Which lines in the records below contain the word "this"? Copy each one out.
━━━━━ Recorded information
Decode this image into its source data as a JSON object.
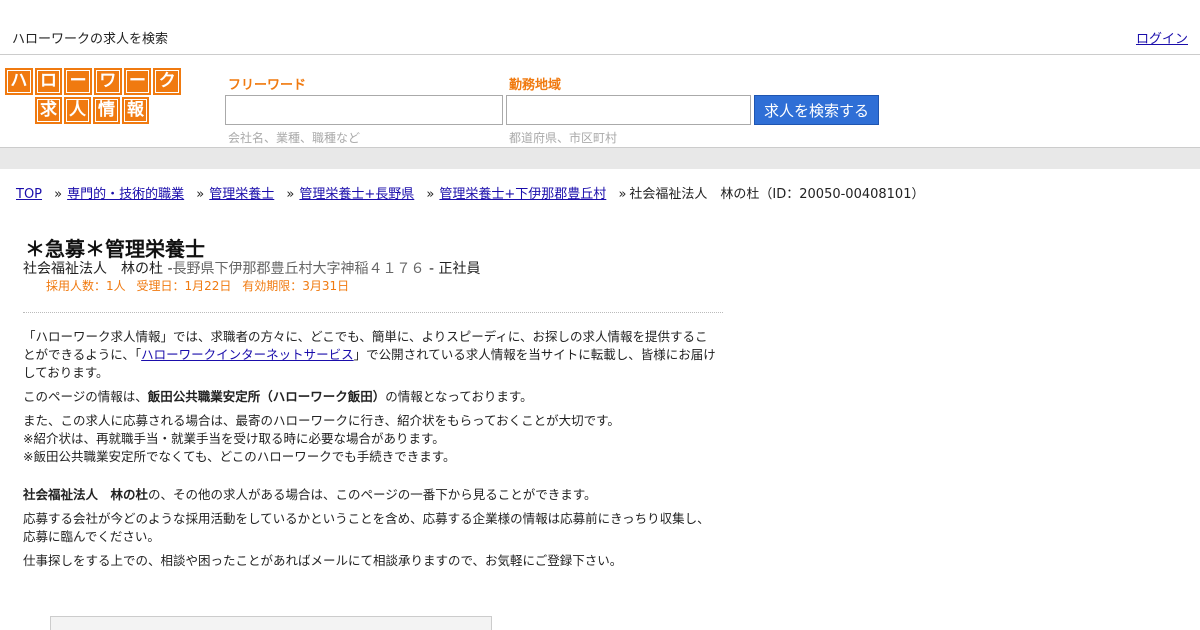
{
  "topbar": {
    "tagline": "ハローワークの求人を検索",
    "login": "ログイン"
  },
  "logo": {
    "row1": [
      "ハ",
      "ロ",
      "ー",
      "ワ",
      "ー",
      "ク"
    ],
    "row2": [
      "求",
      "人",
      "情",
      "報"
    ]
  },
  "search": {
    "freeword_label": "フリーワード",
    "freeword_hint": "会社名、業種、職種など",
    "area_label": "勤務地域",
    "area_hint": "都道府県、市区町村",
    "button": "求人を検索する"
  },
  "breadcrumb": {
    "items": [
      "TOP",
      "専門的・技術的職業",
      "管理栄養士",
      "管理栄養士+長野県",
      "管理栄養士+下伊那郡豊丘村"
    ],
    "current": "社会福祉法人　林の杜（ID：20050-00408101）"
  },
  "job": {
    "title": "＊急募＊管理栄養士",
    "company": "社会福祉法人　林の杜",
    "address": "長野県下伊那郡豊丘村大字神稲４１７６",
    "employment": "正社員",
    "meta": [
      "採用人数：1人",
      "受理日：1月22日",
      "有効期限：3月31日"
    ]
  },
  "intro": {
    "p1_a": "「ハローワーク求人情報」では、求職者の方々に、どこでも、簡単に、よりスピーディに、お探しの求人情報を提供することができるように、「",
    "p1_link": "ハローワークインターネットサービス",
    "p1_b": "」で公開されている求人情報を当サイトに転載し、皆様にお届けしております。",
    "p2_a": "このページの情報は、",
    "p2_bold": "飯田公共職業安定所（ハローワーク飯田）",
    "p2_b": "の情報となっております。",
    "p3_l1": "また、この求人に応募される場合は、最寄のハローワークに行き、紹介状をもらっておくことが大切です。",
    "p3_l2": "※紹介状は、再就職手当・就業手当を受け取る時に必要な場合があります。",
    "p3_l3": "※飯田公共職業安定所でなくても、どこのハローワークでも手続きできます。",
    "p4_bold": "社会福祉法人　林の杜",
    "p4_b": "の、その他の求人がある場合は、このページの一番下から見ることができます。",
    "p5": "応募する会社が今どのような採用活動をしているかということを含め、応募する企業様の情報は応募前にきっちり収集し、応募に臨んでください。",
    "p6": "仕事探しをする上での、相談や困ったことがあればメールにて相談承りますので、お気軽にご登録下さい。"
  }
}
━━━━━━━━━━
━━━━━ Recorded information
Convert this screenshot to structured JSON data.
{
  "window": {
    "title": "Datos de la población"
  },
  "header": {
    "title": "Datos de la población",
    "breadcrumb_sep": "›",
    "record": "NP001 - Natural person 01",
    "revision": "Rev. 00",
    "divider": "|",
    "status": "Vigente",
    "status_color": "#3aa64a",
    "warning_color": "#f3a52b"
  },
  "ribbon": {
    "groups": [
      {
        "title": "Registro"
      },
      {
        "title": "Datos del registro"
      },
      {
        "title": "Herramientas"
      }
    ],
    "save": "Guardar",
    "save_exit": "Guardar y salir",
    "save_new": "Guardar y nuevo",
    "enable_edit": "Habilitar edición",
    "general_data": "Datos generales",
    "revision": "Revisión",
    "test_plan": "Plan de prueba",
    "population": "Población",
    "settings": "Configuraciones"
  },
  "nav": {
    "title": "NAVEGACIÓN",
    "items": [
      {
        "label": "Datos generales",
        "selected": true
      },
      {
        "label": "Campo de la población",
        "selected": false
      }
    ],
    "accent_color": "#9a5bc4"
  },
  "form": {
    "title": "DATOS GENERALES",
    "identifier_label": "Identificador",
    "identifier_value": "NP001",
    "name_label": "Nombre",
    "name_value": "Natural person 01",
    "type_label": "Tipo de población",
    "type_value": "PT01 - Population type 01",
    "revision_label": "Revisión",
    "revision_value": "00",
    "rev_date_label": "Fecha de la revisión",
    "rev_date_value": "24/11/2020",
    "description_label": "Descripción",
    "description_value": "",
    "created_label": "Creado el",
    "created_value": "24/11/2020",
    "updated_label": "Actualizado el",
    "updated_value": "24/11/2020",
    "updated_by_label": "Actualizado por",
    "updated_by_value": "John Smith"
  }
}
━━━━━━━━━━
Finished exercise »
Decode this image into its source data as a JSON object.
Convert this screenshot to structured JSON data.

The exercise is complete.